**Extracted data:**
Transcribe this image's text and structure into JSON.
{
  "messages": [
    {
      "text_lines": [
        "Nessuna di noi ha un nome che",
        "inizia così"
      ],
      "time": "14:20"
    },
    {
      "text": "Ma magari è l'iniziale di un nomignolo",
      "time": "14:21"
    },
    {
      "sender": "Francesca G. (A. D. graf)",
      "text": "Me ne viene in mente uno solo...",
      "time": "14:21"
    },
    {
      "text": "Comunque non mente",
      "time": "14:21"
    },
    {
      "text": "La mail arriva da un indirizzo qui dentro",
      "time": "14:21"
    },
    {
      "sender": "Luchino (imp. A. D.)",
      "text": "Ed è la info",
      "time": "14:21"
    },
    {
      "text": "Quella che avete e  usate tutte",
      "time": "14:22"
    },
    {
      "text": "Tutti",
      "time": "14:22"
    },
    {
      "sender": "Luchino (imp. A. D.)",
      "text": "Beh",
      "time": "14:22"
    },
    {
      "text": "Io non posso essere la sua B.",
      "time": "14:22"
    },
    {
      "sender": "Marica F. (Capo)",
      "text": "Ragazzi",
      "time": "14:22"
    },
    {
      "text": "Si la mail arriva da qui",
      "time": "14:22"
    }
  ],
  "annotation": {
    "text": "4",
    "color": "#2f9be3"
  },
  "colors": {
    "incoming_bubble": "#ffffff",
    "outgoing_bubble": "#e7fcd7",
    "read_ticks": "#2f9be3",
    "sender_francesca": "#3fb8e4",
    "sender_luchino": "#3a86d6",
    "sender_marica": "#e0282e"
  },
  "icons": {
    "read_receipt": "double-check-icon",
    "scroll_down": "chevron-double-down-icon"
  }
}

**Instruction:**
All lines above containing the string "double" are to be collected.

**Correct output:**
    "read_receipt": "double-check-icon",
    "scroll_down": "chevron-double-down-icon"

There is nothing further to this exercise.